* [Records provided]
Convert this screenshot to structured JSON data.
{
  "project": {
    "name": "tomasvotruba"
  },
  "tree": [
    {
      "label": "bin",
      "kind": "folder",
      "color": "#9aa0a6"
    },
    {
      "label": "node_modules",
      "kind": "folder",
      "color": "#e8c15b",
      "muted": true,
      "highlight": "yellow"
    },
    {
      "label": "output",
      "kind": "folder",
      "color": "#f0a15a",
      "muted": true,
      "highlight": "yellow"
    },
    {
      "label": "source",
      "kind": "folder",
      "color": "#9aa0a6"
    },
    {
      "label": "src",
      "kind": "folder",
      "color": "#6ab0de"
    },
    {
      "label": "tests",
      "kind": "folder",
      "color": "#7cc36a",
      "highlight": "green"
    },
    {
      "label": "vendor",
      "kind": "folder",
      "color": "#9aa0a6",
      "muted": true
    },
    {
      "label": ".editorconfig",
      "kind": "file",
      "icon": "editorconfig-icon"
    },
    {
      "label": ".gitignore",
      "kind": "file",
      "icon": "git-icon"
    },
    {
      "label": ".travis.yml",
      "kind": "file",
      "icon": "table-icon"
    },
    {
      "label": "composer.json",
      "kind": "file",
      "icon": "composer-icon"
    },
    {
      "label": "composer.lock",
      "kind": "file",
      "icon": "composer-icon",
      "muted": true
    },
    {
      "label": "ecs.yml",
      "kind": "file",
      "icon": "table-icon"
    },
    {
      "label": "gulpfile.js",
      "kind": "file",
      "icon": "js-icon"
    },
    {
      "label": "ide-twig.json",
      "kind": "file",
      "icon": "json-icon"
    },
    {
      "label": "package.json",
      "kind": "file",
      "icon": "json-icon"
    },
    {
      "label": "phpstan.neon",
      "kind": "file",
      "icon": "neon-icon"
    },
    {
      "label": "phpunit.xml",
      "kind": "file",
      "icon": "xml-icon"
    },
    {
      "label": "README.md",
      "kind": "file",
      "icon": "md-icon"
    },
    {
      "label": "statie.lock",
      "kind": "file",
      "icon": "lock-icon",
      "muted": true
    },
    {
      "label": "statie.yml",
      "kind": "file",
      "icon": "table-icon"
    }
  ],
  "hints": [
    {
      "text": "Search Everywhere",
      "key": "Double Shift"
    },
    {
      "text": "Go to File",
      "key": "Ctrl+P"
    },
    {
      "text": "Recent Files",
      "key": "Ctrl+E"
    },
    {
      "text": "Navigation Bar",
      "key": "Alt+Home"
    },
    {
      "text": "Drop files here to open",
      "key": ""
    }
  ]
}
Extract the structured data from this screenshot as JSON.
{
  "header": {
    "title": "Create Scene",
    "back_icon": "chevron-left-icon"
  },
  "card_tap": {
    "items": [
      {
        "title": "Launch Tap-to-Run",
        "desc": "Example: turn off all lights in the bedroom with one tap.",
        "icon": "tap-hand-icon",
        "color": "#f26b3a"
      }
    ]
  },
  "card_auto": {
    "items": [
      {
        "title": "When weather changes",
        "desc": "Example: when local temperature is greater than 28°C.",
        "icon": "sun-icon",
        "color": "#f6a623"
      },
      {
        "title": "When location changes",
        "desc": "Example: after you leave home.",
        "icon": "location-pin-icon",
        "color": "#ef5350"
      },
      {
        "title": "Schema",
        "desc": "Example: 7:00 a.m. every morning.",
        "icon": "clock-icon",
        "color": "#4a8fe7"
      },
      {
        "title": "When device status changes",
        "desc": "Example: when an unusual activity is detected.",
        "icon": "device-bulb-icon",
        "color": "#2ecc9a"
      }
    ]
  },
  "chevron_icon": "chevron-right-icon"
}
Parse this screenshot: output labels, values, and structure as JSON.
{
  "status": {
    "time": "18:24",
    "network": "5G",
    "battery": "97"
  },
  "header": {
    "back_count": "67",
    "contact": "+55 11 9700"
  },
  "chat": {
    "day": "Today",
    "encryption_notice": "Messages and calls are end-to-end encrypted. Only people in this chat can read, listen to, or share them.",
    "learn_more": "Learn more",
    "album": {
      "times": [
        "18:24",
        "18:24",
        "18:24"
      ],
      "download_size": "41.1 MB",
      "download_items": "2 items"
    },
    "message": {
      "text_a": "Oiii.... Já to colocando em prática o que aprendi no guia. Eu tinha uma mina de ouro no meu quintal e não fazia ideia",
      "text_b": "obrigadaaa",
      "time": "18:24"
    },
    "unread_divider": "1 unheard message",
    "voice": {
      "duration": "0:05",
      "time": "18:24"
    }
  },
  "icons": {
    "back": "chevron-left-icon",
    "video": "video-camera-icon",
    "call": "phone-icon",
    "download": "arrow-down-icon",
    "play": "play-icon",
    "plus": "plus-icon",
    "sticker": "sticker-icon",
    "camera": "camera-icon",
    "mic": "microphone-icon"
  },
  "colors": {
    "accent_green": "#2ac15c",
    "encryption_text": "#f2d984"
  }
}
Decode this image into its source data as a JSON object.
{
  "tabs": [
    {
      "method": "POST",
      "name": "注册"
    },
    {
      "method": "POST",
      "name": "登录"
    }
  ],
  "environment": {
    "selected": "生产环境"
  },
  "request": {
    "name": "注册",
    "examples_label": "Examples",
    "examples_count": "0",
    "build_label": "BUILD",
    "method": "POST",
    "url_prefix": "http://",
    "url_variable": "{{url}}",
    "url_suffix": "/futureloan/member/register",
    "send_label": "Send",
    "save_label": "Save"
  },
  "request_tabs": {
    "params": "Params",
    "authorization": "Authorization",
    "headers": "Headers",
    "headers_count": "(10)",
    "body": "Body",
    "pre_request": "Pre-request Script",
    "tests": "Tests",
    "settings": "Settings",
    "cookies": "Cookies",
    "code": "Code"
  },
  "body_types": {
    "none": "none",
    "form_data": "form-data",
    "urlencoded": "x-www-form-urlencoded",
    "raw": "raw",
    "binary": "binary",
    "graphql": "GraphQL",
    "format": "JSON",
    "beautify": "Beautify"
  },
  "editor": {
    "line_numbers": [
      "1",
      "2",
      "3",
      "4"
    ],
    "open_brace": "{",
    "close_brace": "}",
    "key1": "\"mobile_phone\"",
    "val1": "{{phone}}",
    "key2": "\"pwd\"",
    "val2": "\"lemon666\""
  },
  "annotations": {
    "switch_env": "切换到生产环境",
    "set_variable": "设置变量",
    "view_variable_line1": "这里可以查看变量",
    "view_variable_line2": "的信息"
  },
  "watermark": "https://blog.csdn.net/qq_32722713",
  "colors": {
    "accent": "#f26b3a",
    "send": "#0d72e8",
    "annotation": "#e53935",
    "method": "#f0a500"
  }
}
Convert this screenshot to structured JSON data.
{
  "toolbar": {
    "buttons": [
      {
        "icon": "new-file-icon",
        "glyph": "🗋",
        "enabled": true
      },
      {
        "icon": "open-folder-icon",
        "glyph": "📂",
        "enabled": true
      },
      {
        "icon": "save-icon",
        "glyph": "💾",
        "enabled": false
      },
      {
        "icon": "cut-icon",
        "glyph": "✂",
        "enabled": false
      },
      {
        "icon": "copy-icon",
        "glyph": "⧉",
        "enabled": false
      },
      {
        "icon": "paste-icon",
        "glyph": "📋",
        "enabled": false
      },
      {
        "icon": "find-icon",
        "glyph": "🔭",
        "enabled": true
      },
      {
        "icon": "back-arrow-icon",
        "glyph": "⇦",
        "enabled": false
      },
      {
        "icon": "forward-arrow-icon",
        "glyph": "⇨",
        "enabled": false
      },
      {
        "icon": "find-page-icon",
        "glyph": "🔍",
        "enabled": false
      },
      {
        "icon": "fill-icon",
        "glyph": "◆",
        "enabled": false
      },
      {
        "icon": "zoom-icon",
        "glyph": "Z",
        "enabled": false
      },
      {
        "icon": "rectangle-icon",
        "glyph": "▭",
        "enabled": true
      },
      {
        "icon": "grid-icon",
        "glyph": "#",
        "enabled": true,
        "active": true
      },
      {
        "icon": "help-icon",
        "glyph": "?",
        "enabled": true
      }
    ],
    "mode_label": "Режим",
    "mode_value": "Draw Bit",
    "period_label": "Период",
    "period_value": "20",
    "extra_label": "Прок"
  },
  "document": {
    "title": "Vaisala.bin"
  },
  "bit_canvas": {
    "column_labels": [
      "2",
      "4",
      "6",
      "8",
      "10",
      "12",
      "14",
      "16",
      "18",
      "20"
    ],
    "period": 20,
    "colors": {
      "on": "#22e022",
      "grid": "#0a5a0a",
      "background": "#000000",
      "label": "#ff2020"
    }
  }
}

* [Required task] Pull out all lines in the data above that include "output".

* [Response to this exercise]
      "label": "output",
Parse this screenshot: output labels, values, and structure as JSON.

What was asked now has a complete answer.